**CONSIGNA**:
Transcribe del texto sobre los juicios de lesa humanidad el pasaje que comienza en "Entonces sabemos que" y termina en "sensación de alivio.".

═══ TEXTO DE ESTUDIO

Me pregunto si más allá de la libertad de lo que uno afirma en su declaración ante la ley, si tiene sentido denostar ese mecanismo, pese a sus tediosos rituales o la (razonable) indignación y desazón por el transcurso del tiempo. (Viene a mi mente la obra de teatro o perfomance Cuarto intermedio-Guía práctica para audiencias de lesa humanidad, en la que dos actores, un hijo de desaparecidos y una hija de exiliados, teatralizan, bajo situaciones desopilantes y hasta por momentos surrealistas, lo que ocurre en estos juicios durante sus momentos muertos.)
Insisto que no tengo una respuesta a mi pregunta, solo la tanteo percibiendo el estado de las cosas y viendo lo que nos costó conquistar históricamente estas instituciones, que son ciertamente burguesas, poseen miserias; pero generan apertura, reconocimiento y algunos niveles de reparación.
El escritor checo Franz Kafka en su novela El proceso refería al “aplazamiento indefinido” como a ese elemento que configuraba la magnitud del tiempo postergado, mientras la estructura interna de sus grises operarios avanza, y el protagonista (que somos todos nosotros) muere sin conocer el conflicto que lo llevó a su seno. Pese a estos dramas de Kafka, pese a la lamentable condición de los sistemas autoritarios judiciales que padecemos. Pese a todas las miserias de los procesos judiciales; la Justicia argentina es la única en el mundo que da el ejemplo y realiza el juzgamiento del genocidio. Y eso es posible a esta altura por la lucha de los organismos de derechos humanos, la perseverancia de las víctimas y las/los miembros de HIJOS, también hoy NIETOS, que apuestan todavía a ese tipo de respuestas.
Quizás una clave para encontrar cierta respuesta a las preguntas que me hice, está en el nivel de acostumbramiento. En la naturalización sobre la existencia de los juicios que tanto costaron conseguir y vienen funcionando desde hace más de 15 años. Ahí están, como también están los acusados sentados en el banquillo. Muchas veces decrépitos, en Marcos Paz algunos, otros con prisión domiciliaria, evadidos en otros casos, pero están. Y se los puede ver: procesados o condenados.
Entonces sabemos que existen los juicios de lesa humanidad en todo el país, no con la continuidad y la forma que nos gustaría, no con la fuerza, publicidad y el despliegue o acompañamiento necesario, pero están. Y eso nos deja algo tranquilos. Y las víctimas, familiares, testigos van y se presentan. Y pese a las rutinas (muchas por suerte se han simplificado) y el esfuerzo que cuesta mantenerlos, por suerte es hoy también parte de la nueva política de derechos humanos, la que otra vez trata de hacerse cargo del impulso de las causas. Como se hacen cargo las querellas y la fiscalía. Y las sentencias tarde o temprano llegan, como los abrazos que, luego, permiten –al menos– cierta sensación de alivio.
Por último, y en relación al lugar del tatuaje del nombre las víctimas, sobre el cuerpo sacrificial de otra víctima, me permito citar a Perla Sneh en un libro titulado Lenguaje y exterminio (Paradiso, 2012), citando a Horacio González, dice: “Es probable que no se haya reparado suficientemente sobre las implicaciones y los orígenes de un enunciado de (Eduardo Emilio) Massera: 'Los muertos son de todos'. En él se señala la necesidad de construir un panteón de esos muertos apelando a una idea de 'comunidad de sacrificados' que se habrían combatido sin cuartel, pero ahora, en la perspectiva de la derecha militar, yacerían indiferenciados. Sin embargo, dice González: la indemnidad del que convoca a todas las víctimas (…) es precisamente la del victimario, alcanzada por su posición desigual de agente de crímenes horrendos”.
¿De quién es entonces el lugar del nombre sobre el cuerpo de los muertos? Volviendo a Kafka, parece ser el lugar o cuerpo del condenado, es decir el cuerpo victimario, pues la sentencia que recae con los nombres de sus víctimas, se escribe o debería escribirse —simbólicamente— sobre su cuerpo. Y es lo que todos, de alguna manera, esperamos.

══════
═══ DATOS DEL EJERCICIO

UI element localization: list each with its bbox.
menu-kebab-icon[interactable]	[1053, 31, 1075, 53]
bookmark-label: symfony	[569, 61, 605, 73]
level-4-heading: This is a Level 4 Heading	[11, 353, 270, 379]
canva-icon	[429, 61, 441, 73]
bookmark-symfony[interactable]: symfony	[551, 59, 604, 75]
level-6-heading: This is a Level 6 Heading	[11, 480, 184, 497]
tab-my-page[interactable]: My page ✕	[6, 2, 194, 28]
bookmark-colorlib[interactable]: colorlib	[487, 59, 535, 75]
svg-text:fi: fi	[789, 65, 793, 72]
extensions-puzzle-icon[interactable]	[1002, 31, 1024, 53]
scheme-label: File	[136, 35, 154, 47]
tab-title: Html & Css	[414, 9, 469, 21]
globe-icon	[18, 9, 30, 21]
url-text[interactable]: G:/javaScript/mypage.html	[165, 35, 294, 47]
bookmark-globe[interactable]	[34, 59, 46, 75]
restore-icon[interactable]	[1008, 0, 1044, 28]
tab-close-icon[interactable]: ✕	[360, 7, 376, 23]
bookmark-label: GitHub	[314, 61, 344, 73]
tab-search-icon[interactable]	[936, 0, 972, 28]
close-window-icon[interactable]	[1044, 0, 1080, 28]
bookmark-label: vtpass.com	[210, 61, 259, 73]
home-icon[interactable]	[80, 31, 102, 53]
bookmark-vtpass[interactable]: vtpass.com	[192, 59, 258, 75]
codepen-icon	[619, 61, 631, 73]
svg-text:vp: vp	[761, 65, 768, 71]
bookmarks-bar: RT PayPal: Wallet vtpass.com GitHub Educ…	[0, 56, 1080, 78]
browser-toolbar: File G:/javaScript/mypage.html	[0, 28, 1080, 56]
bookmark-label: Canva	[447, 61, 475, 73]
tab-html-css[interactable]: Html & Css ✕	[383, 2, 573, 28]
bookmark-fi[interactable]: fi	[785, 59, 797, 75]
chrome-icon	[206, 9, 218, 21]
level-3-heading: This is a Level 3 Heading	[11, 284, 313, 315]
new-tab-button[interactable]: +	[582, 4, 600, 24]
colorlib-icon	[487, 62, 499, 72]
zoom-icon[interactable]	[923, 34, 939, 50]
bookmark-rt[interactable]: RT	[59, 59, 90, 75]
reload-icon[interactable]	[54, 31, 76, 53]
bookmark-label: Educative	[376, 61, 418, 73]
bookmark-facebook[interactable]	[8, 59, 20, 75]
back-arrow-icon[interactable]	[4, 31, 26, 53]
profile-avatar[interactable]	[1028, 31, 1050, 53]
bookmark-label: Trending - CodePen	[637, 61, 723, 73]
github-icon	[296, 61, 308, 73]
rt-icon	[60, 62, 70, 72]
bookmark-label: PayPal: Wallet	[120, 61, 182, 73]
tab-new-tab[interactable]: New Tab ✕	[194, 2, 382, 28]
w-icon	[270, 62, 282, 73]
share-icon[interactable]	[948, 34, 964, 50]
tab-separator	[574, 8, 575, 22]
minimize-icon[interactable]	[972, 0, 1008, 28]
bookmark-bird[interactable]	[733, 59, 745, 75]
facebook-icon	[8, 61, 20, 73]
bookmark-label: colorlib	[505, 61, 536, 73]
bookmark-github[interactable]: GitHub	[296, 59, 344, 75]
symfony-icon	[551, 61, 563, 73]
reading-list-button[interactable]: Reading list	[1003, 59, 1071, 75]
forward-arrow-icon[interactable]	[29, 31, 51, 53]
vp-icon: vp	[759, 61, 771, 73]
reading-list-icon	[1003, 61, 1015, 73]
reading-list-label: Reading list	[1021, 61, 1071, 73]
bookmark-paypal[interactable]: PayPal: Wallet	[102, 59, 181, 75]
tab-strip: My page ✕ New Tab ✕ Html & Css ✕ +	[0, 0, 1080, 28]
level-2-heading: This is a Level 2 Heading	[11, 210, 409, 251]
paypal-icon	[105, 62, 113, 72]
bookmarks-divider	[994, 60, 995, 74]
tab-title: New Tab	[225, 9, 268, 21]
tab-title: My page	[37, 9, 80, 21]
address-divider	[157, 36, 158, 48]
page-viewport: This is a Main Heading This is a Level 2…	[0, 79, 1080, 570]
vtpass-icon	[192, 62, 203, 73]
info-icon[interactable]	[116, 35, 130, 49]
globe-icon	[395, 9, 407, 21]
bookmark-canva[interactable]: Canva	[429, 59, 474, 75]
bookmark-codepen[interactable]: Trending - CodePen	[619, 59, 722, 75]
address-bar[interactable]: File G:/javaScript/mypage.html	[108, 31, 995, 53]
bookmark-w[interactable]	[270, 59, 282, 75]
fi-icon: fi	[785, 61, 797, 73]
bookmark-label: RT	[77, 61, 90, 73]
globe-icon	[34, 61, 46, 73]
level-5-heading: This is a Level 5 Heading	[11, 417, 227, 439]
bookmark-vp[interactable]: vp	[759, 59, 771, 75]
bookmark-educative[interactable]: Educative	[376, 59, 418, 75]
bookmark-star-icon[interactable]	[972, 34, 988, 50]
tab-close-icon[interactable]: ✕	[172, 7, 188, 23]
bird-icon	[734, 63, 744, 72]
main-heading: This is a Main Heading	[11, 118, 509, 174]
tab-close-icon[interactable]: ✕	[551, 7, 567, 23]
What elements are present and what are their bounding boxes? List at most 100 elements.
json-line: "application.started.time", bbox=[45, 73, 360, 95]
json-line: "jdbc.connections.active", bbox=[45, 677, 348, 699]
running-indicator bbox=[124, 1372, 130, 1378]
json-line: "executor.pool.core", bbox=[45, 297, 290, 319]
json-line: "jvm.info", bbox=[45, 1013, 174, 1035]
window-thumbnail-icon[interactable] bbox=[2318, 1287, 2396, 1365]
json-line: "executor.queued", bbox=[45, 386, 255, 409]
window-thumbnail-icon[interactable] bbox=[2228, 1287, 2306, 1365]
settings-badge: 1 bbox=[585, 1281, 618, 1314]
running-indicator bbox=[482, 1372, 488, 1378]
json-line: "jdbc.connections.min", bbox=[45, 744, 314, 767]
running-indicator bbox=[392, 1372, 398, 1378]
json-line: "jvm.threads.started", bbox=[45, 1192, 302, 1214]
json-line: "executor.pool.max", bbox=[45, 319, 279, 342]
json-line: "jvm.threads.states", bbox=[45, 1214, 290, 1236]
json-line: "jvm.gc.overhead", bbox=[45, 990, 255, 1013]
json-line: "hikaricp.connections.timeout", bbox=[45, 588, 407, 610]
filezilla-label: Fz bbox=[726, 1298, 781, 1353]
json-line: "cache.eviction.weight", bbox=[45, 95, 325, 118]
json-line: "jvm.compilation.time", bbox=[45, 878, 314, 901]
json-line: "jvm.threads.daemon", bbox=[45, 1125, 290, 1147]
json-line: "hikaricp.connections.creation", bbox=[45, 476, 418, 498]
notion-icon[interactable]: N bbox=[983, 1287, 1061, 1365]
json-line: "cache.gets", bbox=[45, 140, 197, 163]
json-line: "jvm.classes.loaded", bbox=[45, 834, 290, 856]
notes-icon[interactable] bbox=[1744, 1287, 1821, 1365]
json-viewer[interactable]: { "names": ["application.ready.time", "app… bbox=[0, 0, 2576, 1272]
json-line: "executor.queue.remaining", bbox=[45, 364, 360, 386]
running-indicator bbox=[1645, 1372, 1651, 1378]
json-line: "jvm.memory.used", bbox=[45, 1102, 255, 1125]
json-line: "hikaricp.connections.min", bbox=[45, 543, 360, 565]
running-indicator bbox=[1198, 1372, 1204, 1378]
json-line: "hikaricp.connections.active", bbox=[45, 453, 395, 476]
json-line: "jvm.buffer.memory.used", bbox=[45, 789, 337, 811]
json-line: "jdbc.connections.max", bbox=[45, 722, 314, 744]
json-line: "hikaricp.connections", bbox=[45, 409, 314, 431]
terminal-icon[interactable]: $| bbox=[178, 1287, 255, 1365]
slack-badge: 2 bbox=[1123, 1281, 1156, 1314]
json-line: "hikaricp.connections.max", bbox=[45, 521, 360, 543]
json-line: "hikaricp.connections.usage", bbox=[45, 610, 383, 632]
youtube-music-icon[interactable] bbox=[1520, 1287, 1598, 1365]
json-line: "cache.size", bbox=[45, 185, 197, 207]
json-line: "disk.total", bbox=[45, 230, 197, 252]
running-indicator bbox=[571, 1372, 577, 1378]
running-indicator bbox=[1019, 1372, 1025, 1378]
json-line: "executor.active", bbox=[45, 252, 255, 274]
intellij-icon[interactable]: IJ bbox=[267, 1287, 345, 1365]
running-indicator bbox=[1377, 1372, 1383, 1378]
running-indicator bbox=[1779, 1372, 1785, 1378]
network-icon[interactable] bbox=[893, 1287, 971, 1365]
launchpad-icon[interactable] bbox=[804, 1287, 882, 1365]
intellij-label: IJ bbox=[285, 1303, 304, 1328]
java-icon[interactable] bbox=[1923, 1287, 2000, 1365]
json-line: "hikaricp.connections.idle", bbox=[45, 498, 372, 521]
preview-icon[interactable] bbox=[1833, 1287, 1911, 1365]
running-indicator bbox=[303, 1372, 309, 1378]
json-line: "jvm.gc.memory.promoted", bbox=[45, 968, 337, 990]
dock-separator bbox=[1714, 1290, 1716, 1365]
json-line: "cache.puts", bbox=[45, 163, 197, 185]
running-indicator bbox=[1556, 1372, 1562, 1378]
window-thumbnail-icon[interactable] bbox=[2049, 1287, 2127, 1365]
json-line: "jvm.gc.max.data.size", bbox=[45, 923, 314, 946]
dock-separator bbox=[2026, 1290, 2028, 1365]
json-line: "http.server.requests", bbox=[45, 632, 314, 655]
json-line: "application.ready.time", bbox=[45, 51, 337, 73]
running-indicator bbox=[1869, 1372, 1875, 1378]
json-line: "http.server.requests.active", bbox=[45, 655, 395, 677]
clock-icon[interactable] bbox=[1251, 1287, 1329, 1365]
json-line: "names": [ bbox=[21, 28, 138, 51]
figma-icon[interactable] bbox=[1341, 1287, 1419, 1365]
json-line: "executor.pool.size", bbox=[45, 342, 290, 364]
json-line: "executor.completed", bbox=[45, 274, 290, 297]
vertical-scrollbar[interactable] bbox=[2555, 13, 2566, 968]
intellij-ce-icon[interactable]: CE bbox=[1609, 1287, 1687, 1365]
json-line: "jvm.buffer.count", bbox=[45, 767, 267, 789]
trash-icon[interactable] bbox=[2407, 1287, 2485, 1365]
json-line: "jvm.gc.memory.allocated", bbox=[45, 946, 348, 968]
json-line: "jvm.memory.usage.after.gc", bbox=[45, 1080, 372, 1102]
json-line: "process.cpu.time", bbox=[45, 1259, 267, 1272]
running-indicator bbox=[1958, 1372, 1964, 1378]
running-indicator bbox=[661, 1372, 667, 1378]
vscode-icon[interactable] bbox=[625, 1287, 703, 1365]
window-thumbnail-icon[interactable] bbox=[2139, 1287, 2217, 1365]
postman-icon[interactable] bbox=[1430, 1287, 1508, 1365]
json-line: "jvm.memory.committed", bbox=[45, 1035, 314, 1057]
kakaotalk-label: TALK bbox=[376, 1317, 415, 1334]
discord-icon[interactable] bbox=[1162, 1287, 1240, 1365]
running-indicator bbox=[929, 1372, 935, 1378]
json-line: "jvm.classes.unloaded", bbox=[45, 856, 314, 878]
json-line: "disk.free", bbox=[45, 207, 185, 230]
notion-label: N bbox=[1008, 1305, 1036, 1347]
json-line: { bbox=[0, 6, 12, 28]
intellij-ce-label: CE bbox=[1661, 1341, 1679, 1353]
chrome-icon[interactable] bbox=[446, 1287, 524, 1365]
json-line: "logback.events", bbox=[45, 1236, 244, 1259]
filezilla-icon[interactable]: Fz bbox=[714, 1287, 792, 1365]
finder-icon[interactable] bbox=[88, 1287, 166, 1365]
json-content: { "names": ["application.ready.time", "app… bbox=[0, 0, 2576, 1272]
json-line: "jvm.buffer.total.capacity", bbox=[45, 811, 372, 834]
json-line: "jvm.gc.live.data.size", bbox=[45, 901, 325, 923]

══════

**SOLUCIÓN**:
Entonces sabemos que existen los juicios de lesa humanidad en todo el país, no con la continuidad y la forma que nos gustaría, no con la fuerza, publicidad y el despliegue o acompañamiento necesario, pero están. Y eso nos deja algo tranquilos. Y las víctimas, familiares, testigos van y se presentan. Y pese a las rutinas (muchas por suerte se han simplificado) y el esfuerzo que cuesta mantenerlos, por suerte es hoy también parte de la nueva política de derechos humanos, la que otra vez trata de hacerse cargo del impulso de las causas. Como se hacen cargo las querellas y la fiscalía. Y las sentencias tarde o temprano llegan, como los abrazos que, luego, permiten –al menos– cierta sensación de alivio.